Start

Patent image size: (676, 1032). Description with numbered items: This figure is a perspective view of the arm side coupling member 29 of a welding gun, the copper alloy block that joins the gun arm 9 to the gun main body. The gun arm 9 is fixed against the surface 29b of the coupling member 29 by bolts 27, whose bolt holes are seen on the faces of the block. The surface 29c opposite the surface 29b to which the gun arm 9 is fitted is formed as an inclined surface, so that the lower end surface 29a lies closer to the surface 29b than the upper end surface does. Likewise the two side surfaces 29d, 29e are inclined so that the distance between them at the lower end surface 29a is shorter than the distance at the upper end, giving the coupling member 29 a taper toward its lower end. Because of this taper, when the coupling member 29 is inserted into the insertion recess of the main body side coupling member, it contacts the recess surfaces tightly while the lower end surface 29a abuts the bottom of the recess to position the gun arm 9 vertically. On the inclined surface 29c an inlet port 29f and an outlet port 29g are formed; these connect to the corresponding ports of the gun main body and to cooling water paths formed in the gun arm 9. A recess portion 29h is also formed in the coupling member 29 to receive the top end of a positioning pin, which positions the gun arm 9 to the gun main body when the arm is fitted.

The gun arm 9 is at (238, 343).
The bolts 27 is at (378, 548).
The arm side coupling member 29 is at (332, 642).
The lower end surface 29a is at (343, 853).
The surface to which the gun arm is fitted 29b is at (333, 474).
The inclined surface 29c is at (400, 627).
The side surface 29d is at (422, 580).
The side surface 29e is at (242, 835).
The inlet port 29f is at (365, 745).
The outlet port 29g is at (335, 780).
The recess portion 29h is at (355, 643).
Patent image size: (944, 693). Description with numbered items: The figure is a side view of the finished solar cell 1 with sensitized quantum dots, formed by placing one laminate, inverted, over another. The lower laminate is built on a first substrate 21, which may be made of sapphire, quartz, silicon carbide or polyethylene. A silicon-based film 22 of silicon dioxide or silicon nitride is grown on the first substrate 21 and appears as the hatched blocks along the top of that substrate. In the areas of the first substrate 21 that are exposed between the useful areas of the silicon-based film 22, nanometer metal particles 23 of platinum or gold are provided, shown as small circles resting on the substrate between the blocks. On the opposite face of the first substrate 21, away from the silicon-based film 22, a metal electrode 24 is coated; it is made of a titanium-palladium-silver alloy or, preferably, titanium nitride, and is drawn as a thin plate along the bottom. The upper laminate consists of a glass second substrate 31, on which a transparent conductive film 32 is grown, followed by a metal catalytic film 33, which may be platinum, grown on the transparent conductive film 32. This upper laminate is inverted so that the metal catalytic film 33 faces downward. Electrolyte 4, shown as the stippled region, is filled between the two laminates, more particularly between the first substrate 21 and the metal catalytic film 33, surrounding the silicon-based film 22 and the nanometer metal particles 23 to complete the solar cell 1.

End

• [Task statement]: Write out the records word for word, from their first line through the line containing "The inclined surface 29c is at (400, 627).", inclusive.

• [Final answer]:
Patent image size: (676, 1032). Description with numbered items: This figure is a perspective view of the arm side coupling member 29 of a welding gun, the copper alloy block that joins the gun arm 9 to the gun main body. The gun arm 9 is fixed against the surface 29b of the coupling member 29 by bolts 27, whose bolt holes are seen on the faces of the block. The surface 29c opposite the surface 29b to which the gun arm 9 is fitted is formed as an inclined surface, so that the lower end surface 29a lies closer to the surface 29b than the upper end surface does. Likewise the two side surfaces 29d, 29e are inclined so that the distance between them at the lower end surface 29a is shorter than the distance at the upper end, giving the coupling member 29 a taper toward its lower end. Because of this taper, when the coupling member 29 is inserted into the insertion recess of the main body side coupling member, it contacts the recess surfaces tightly while the lower end surface 29a abuts the bottom of the recess to position the gun arm 9 vertically. On the inclined surface 29c an inlet port 29f and an outlet port 29g are formed; these connect to the corresponding ports of the gun main body and to cooling water paths formed in the gun arm 9. A recess portion 29h is also formed in the coupling member 29 to receive the top end of a positioning pin, which positions the gun arm 9 to the gun main body when the arm is fitted.

The gun arm 9 is at (238, 343).
The bolts 27 is at (378, 548).
The arm side coupling member 29 is at (332, 642).
The lower end surface 29a is at (343, 853).
The surface to which the gun arm is fitted 29b is at (333, 474).
The inclined surface 29c is at (400, 627).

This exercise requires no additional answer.